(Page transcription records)

****************

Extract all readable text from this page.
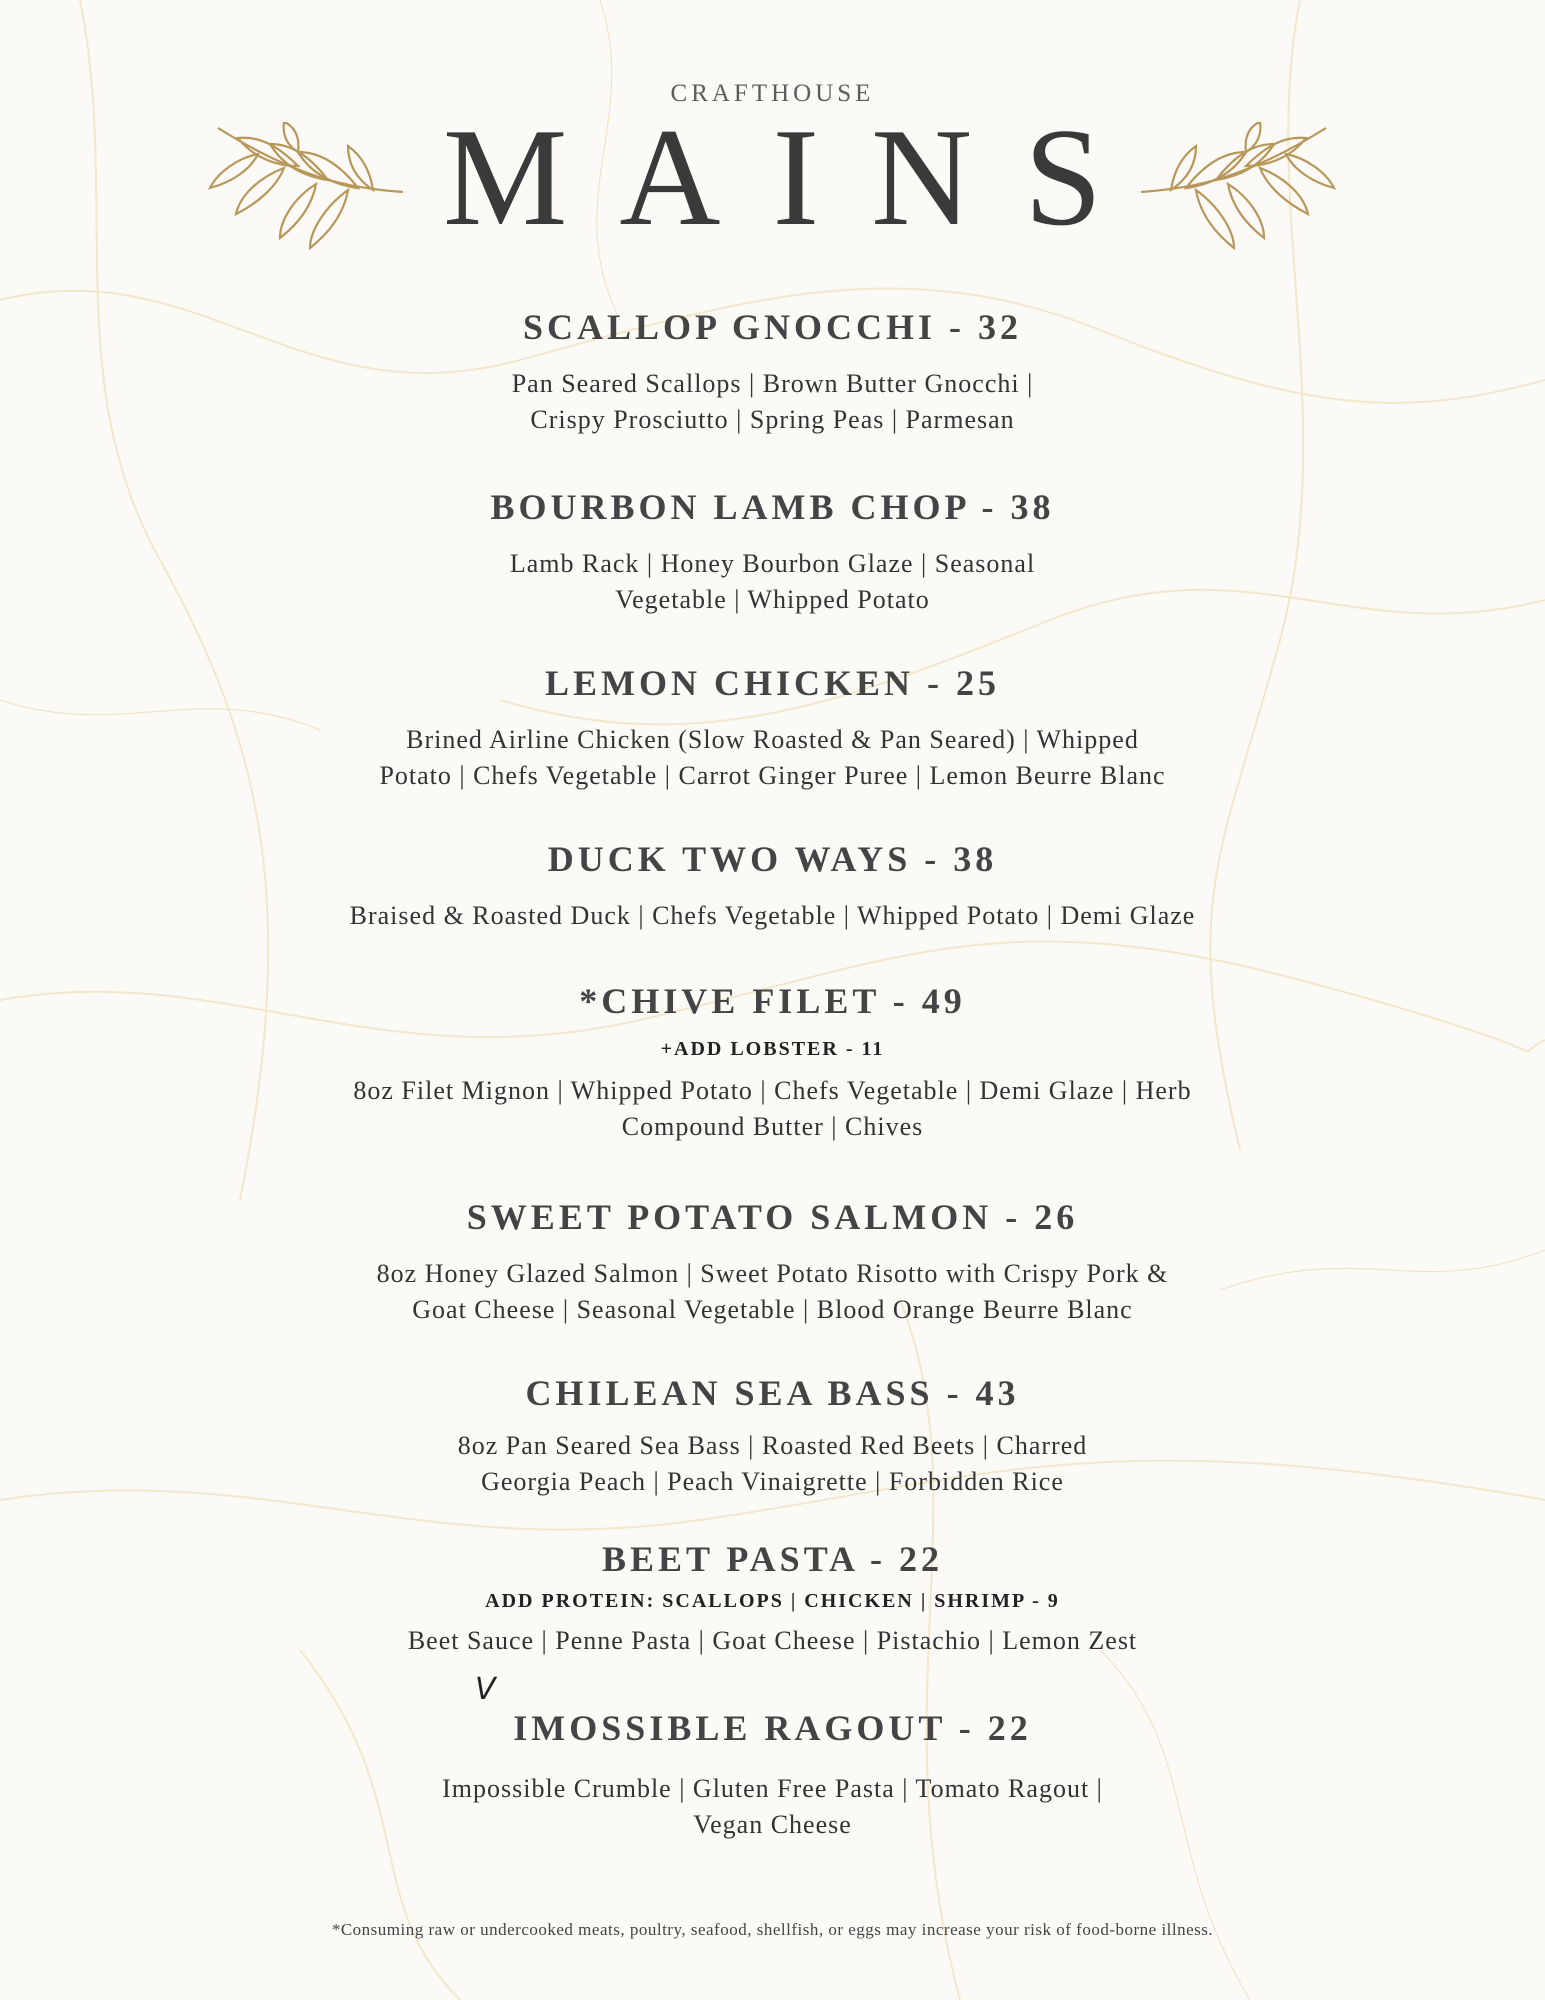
CRAFTHOUSE
MAINS
SCALLOP GNOCCHI - 32
Pan Seared Scallops | Brown Butter Gnocchi |
Crispy Prosciutto | Spring Peas | Parmesan
BOURBON LAMB CHOP - 38
Lamb Rack | Honey Bourbon Glaze | Seasonal
Vegetable | Whipped Potato
LEMON CHICKEN - 25
Brined Airline Chicken (Slow Roasted & Pan Seared) | Whipped
Potato | Chefs Vegetable | Carrot Ginger Puree | Lemon Beurre Blanc
DUCK TWO WAYS - 38
Braised & Roasted Duck | Chefs Vegetable | Whipped Potato | Demi Glaze
*CHIVE FILET - 49
+ADD LOBSTER - 11
8oz Filet Mignon | Whipped Potato | Chefs Vegetable | Demi Glaze | Herb
Compound Butter | Chives
SWEET POTATO SALMON - 26
8oz Honey Glazed Salmon | Sweet Potato Risotto with Crispy Pork &
Goat Cheese | Seasonal Vegetable | Blood Orange Beurre Blanc
CHILEAN SEA BASS - 43
8oz Pan Seared Sea Bass | Roasted Red Beets | Charred
Georgia Peach | Peach Vinaigrette | Forbidden Rice
BEET PASTA - 22
ADD PROTEIN: SCALLOPS | CHICKEN | SHRIMP - 9
Beet Sauce | Penne Pasta | Goat Cheese | Pistachio | Lemon Zest
V
IMOSSIBLE RAGOUT - 22
Impossible Crumble | Gluten Free Pasta | Tomato Ragout |
Vegan Cheese
*Consuming raw or undercooked meats, poultry, seafood, shellfish, or eggs may increase your risk of food-borne illness.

****************

§ Prompt
Return all the records exactly, excluding images.

§ Your solution
Extract all readable text from this page.
CRAFTHOUSE
MAINS
SCALLOP GNOCCHI - 32
Pan Seared Scallops | Brown Butter Gnocchi |
Crispy Prosciutto | Spring Peas | Parmesan
BOURBON LAMB CHOP - 38
Lamb Rack | Honey Bourbon Glaze | Seasonal
Vegetable | Whipped Potato
LEMON CHICKEN - 25
Brined Airline Chicken (Slow Roasted & Pan Seared) | Whipped
Potato | Chefs Vegetable | Carrot Ginger Puree | Lemon Beurre Blanc
DUCK TWO WAYS - 38
Braised & Roasted Duck | Chefs Vegetable | Whipped Potato | Demi Glaze
*CHIVE FILET - 49
+ADD LOBSTER - 11
8oz Filet Mignon | Whipped Potato | Chefs Vegetable | Demi Glaze | Herb
Compound Butter | Chives
SWEET POTATO SALMON - 26
8oz Honey Glazed Salmon | Sweet Potato Risotto with Crispy Pork &
Goat Cheese | Seasonal Vegetable | Blood Orange Beurre Blanc
CHILEAN SEA BASS - 43
8oz Pan Seared Sea Bass | Roasted Red Beets | Charred
Georgia Peach | Peach Vinaigrette | Forbidden Rice
BEET PASTA - 22
ADD PROTEIN: SCALLOPS | CHICKEN | SHRIMP - 9
Beet Sauce | Penne Pasta | Goat Cheese | Pistachio | Lemon Zest
V
IMOSSIBLE RAGOUT - 22
Impossible Crumble | Gluten Free Pasta | Tomato Ragout |
Vegan Cheese
*Consuming raw or undercooked meats, poultry, seafood, shellfish, or eggs may increase your risk of food-borne illness.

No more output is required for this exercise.